§ **Problem requirements**: Please transcribe the records precisely; pictures stay out of your copy.

begin Extracted material

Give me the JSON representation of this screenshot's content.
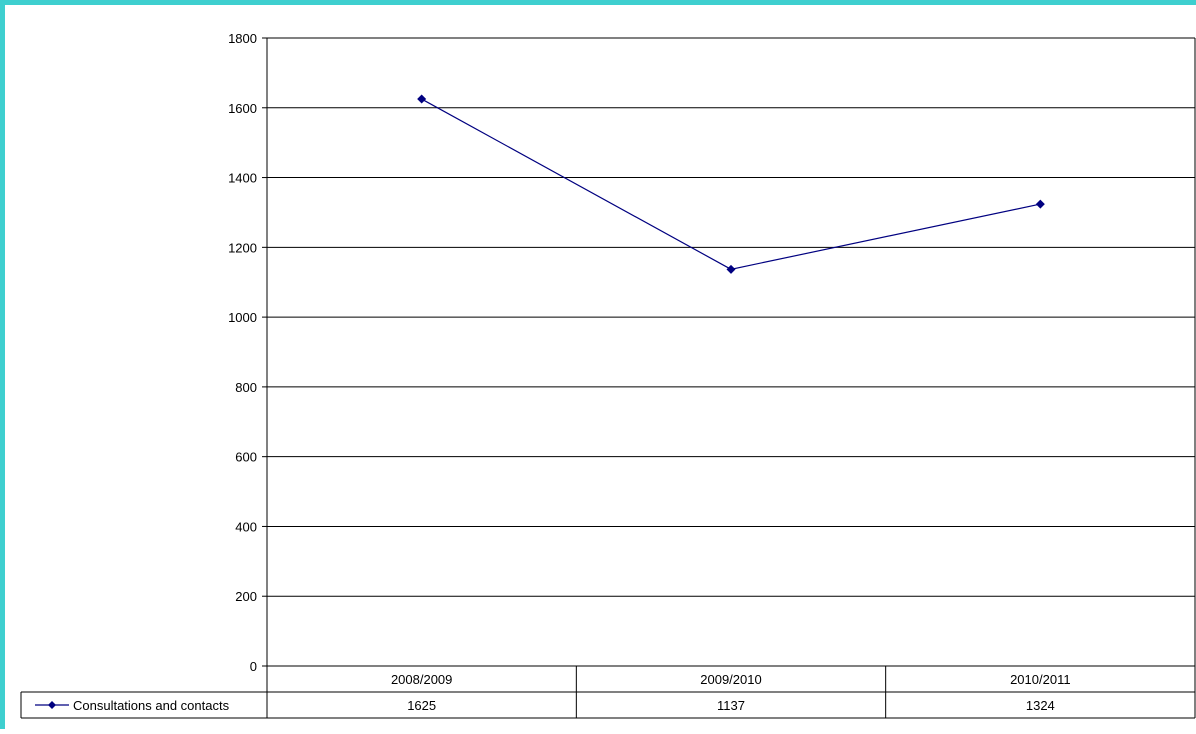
{
  "chart_data": {
    "type": "line",
    "categories": [
      "2008/2009",
      "2009/2010",
      "2010/2011"
    ],
    "series": [
      {
        "name": "Consultations and contacts",
        "values": [
          1625,
          1137,
          1324
        ]
      }
    ],
    "value_labels": [
      "1625",
      "1137",
      "1324"
    ],
    "yticks": [
      "0",
      "200",
      "400",
      "600",
      "800",
      "1000",
      "1200",
      "1400",
      "1600",
      "1800"
    ],
    "ylim": [
      0,
      1800
    ],
    "grid": true,
    "legend": "data table",
    "colors": {
      "line": "#000080",
      "frame": "#3ecfcf",
      "grid": "#000000"
    }
  }
}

end Extracted material

§ **Solution to this problem**:
Give me the JSON representation of this screenshot's content.
{
  "chart_data": {
    "type": "line",
    "categories": [
      "2008/2009",
      "2009/2010",
      "2010/2011"
    ],
    "series": [
      {
        "name": "Consultations and contacts",
        "values": [
          1625,
          1137,
          1324
        ]
      }
    ],
    "value_labels": [
      "1625",
      "1137",
      "1324"
    ],
    "yticks": [
      "0",
      "200",
      "400",
      "600",
      "800",
      "1000",
      "1200",
      "1400",
      "1600",
      "1800"
    ],
    "ylim": [
      0,
      1800
    ],
    "grid": true,
    "legend": "data table",
    "colors": {
      "line": "#000080",
      "frame": "#3ecfcf",
      "grid": "#000000"
    }
  }
}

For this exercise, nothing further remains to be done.